Instructions to follow: Take every line from the listing below that contains "name".

---------------

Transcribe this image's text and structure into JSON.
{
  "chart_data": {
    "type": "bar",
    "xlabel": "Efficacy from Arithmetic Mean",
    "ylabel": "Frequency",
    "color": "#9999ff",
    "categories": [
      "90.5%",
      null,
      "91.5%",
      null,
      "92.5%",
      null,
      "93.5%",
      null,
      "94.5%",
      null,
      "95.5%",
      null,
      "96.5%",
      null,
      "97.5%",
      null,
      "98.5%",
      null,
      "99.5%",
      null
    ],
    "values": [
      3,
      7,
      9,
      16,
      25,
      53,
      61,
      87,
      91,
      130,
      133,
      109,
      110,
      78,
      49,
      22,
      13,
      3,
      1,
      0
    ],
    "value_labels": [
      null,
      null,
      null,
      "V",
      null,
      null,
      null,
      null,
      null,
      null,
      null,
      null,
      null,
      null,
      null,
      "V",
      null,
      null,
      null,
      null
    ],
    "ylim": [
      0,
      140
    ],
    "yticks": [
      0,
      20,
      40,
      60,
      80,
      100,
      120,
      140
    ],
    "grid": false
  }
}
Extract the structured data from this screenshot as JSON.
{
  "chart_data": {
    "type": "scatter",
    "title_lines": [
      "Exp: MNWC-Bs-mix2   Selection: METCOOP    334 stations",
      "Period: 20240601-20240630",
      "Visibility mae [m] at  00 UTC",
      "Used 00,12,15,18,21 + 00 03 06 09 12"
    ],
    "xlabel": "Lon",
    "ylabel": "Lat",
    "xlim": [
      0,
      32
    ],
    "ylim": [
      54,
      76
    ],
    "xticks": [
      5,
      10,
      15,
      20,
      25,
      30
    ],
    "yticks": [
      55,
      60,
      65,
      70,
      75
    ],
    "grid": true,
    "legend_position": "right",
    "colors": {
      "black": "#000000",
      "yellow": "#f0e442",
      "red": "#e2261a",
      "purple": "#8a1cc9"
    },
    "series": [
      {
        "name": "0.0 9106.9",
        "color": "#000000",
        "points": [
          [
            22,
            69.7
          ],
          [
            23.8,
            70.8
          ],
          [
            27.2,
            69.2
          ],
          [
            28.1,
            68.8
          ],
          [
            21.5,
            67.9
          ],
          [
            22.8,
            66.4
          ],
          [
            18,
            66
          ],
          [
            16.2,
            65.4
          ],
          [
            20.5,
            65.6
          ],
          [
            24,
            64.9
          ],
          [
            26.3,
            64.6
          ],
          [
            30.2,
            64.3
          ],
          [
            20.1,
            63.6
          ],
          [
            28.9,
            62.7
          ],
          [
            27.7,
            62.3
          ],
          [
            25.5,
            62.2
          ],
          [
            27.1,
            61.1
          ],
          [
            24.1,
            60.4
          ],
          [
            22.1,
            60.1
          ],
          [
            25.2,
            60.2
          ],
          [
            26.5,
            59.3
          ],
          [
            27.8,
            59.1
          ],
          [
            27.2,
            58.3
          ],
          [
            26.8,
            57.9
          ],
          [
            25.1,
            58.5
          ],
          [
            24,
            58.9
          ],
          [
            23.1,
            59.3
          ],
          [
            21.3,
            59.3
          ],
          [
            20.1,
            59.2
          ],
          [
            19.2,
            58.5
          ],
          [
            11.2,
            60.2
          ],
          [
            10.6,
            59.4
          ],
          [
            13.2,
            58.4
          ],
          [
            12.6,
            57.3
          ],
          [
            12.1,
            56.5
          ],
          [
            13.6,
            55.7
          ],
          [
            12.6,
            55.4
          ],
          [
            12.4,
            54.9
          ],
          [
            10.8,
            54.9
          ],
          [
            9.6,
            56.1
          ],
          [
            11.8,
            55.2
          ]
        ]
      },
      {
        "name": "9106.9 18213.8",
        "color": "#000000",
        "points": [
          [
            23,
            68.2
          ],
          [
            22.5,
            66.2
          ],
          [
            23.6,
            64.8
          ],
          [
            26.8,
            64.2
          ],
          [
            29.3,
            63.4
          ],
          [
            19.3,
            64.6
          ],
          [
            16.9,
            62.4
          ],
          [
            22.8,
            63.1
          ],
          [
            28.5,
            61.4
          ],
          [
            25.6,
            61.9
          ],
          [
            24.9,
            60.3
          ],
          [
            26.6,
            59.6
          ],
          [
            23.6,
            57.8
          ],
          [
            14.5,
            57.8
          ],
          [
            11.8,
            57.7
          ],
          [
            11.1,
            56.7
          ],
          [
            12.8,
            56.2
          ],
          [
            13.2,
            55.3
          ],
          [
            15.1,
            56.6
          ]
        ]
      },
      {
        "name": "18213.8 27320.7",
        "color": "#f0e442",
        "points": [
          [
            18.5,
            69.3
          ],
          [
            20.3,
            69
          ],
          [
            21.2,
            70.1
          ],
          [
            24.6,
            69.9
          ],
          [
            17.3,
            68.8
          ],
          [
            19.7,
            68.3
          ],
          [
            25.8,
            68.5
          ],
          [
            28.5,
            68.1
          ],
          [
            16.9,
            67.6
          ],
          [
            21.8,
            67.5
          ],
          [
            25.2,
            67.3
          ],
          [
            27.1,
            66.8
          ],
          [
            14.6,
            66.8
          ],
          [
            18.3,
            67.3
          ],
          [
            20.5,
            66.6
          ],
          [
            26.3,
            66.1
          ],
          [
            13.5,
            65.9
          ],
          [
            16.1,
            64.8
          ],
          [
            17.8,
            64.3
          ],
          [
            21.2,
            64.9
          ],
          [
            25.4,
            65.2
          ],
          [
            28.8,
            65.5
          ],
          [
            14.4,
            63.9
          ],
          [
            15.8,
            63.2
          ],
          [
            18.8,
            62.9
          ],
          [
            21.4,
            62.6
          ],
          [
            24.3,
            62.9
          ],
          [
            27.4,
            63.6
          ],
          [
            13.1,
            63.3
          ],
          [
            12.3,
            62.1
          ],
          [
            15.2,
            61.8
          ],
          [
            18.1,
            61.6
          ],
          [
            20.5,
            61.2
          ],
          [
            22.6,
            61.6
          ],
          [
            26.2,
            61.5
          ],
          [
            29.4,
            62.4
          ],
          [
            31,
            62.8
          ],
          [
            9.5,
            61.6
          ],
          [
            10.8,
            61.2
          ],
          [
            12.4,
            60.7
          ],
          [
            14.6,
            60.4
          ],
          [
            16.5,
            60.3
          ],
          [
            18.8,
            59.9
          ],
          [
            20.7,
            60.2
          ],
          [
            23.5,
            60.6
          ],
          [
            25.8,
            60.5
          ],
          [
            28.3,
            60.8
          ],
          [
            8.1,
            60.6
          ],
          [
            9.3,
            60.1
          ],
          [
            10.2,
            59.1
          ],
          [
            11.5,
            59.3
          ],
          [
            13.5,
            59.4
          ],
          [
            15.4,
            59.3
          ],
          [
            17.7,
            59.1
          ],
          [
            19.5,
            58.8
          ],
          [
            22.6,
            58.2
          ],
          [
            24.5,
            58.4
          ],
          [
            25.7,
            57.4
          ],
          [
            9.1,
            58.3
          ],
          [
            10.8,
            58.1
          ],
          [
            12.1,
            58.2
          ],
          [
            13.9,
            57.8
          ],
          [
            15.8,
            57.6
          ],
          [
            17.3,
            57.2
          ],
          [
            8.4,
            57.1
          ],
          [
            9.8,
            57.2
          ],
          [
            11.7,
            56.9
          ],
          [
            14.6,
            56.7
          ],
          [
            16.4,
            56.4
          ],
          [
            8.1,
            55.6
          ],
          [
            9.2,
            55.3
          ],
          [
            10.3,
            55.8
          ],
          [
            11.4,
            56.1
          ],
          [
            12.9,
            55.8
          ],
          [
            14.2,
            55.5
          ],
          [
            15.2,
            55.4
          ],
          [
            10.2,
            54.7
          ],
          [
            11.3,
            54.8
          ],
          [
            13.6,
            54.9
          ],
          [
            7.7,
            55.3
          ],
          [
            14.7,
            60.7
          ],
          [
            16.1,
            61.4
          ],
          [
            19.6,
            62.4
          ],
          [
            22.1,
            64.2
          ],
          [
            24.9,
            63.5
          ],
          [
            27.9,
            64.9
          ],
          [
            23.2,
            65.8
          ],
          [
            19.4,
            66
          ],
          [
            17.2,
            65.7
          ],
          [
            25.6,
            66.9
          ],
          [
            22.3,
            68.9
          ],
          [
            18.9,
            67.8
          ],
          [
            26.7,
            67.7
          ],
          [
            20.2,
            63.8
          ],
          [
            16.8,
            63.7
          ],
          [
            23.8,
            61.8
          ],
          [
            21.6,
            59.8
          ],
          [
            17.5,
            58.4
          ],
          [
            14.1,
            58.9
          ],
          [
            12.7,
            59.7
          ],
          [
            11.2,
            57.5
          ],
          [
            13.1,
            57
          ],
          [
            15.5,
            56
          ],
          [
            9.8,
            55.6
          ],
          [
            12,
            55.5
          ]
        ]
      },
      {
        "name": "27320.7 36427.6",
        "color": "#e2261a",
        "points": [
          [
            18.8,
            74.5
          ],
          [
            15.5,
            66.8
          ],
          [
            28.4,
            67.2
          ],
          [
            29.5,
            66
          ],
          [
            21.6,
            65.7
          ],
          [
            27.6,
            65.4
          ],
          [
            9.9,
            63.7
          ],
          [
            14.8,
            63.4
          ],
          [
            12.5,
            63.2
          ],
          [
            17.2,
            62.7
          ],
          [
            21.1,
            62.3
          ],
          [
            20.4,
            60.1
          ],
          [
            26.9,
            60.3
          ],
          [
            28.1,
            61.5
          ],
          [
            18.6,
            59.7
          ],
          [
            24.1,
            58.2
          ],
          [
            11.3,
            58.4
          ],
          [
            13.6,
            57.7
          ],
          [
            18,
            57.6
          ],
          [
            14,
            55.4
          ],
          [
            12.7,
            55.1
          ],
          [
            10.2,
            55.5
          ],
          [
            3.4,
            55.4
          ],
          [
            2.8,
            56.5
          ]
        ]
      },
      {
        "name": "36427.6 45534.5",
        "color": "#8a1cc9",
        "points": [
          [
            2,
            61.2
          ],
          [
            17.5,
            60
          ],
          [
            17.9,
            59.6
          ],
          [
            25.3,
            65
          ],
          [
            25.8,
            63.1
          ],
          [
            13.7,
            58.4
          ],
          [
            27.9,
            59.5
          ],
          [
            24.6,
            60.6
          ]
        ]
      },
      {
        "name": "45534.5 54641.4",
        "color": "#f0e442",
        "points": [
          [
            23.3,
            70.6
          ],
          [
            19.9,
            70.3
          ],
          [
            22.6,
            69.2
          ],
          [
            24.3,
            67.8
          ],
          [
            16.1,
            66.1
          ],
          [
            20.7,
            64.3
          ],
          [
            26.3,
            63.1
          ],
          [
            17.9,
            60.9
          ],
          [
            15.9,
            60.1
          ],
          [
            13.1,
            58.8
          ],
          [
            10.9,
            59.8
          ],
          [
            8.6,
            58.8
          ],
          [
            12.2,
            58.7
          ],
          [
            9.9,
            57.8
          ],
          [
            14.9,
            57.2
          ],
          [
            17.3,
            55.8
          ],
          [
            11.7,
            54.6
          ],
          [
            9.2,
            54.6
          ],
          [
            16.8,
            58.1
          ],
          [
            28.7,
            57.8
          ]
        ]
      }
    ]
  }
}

---------------

Right answer:
        "name": "0.0 9106.9",
        "name": "9106.9 18213.8",
        "name": "18213.8 27320.7",
        "name": "27320.7 36427.6",
        "name": "36427.6 45534.5",
        "name": "45534.5 54641.4",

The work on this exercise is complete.